- Task brief
Nothing other than the lines from the one containing "What does this" through the close of the entries below should be printed, each exactly.

- Material shown
((

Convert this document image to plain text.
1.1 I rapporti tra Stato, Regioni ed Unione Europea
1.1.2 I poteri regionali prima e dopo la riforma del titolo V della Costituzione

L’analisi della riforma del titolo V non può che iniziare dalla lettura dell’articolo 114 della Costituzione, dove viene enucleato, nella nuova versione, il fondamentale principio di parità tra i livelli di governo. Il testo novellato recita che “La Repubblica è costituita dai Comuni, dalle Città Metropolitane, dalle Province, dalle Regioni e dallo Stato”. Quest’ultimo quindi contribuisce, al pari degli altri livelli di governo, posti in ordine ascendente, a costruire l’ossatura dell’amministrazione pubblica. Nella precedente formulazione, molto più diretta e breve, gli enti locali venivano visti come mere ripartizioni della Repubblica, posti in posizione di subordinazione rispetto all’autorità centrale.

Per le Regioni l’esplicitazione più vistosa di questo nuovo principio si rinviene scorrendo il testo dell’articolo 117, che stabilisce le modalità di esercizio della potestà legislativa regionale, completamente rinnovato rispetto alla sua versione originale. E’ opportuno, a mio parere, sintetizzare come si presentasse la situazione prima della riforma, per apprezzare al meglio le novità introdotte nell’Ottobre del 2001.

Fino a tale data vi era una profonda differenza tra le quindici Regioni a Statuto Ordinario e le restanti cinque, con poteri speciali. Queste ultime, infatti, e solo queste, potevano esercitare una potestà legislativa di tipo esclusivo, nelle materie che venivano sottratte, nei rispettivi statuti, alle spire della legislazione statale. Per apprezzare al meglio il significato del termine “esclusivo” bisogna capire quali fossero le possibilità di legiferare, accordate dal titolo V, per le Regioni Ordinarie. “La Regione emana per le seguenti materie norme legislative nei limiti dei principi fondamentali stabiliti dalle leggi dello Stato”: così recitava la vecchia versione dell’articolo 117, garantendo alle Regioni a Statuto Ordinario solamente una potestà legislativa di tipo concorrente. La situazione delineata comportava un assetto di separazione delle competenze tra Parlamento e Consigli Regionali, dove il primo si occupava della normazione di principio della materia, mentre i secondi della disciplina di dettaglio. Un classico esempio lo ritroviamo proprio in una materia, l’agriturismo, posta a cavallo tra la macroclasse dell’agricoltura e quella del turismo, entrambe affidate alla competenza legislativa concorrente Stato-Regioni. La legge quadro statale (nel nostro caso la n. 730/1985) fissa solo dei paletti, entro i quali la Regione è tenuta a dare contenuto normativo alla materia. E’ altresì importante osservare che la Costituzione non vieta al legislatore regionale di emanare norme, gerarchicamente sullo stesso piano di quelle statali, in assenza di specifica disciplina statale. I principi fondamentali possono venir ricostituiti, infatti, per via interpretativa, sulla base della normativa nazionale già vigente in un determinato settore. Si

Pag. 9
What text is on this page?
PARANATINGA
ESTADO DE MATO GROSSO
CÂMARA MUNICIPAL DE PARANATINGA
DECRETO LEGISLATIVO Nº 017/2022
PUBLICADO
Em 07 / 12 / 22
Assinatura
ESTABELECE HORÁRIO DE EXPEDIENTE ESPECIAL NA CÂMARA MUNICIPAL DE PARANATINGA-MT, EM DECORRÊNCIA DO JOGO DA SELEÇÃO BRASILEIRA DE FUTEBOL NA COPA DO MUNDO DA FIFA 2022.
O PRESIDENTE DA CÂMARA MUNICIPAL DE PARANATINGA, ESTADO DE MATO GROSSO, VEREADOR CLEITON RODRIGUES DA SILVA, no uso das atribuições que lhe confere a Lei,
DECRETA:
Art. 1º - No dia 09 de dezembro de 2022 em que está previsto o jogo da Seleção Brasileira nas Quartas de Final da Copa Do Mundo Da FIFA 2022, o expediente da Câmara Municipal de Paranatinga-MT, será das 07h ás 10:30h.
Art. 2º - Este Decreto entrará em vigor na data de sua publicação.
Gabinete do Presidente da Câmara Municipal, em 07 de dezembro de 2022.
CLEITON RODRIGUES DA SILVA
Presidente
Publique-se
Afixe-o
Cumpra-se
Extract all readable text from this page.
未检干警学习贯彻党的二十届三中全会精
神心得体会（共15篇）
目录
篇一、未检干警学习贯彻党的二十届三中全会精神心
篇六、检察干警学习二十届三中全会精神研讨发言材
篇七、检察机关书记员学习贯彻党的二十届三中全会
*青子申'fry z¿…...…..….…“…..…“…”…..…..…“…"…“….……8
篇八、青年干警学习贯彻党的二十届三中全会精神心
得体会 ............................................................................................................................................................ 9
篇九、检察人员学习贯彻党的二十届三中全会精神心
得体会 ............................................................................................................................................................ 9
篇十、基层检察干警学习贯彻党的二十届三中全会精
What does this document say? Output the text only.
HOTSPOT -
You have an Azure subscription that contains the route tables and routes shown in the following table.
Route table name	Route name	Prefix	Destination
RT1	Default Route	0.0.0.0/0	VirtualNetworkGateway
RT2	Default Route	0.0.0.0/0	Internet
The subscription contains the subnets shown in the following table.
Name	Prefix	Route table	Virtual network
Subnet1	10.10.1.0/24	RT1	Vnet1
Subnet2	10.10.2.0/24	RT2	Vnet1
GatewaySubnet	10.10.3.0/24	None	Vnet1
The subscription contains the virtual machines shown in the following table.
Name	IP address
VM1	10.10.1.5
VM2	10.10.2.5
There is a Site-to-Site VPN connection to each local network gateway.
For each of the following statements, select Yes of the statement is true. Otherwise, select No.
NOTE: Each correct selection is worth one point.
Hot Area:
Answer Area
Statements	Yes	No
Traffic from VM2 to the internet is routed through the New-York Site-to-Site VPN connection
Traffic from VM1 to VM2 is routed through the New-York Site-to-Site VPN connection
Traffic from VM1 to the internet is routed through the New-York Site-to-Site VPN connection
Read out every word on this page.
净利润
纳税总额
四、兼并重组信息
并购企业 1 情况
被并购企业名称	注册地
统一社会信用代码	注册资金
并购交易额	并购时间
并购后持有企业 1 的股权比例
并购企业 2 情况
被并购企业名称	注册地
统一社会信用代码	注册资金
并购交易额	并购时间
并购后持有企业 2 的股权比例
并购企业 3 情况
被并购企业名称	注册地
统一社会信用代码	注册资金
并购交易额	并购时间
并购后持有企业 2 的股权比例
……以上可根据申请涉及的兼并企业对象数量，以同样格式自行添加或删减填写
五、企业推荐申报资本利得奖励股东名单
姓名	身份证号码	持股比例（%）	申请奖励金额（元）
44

))

- The completed task
What does this document say? Output the text only.
HOTSPOT -
You have an Azure subscription that contains the route tables and routes shown in the following table.
Route table name	Route name	Prefix	Destination
RT1	Default Route	0.0.0.0/0	VirtualNetworkGateway
RT2	Default Route	0.0.0.0/0	Internet
The subscription contains the subnets shown in the following table.
Name	Prefix	Route table	Virtual network
Subnet1	10.10.1.0/24	RT1	Vnet1
Subnet2	10.10.2.0/24	RT2	Vnet1
GatewaySubnet	10.10.3.0/24	None	Vnet1
The subscription contains the virtual machines shown in the following table.
Name	IP address
VM1	10.10.1.5
VM2	10.10.2.5
There is a Site-to-Site VPN connection to each local network gateway.
For each of the following statements, select Yes of the statement is true. Otherwise, select No.
NOTE: Each correct selection is worth one point.
Hot Area:
Answer Area
Statements	Yes	No
Traffic from VM2 to the internet is routed through the New-York Site-to-Site VPN connection
Traffic from VM1 to VM2 is routed through the New-York Site-to-Site VPN connection
Traffic from VM1 to the internet is routed through the New-York Site-to-Site VPN connection
Read out every word on this page.
净利润
纳税总额
四、兼并重组信息
并购企业 1 情况
被并购企业名称	注册地
统一社会信用代码	注册资金
并购交易额	并购时间
并购后持有企业 1 的股权比例
并购企业 2 情况
被并购企业名称	注册地
统一社会信用代码	注册资金
并购交易额	并购时间
并购后持有企业 2 的股权比例
并购企业 3 情况
被并购企业名称	注册地
统一社会信用代码	注册资金
并购交易额	并购时间
并购后持有企业 2 的股权比例
……以上可根据申请涉及的兼并企业对象数量，以同样格式自行添加或删减填写
五、企业推荐申报资本利得奖励股东名单
姓名	身份证号码	持股比例（%）	申请奖励金额（元）
44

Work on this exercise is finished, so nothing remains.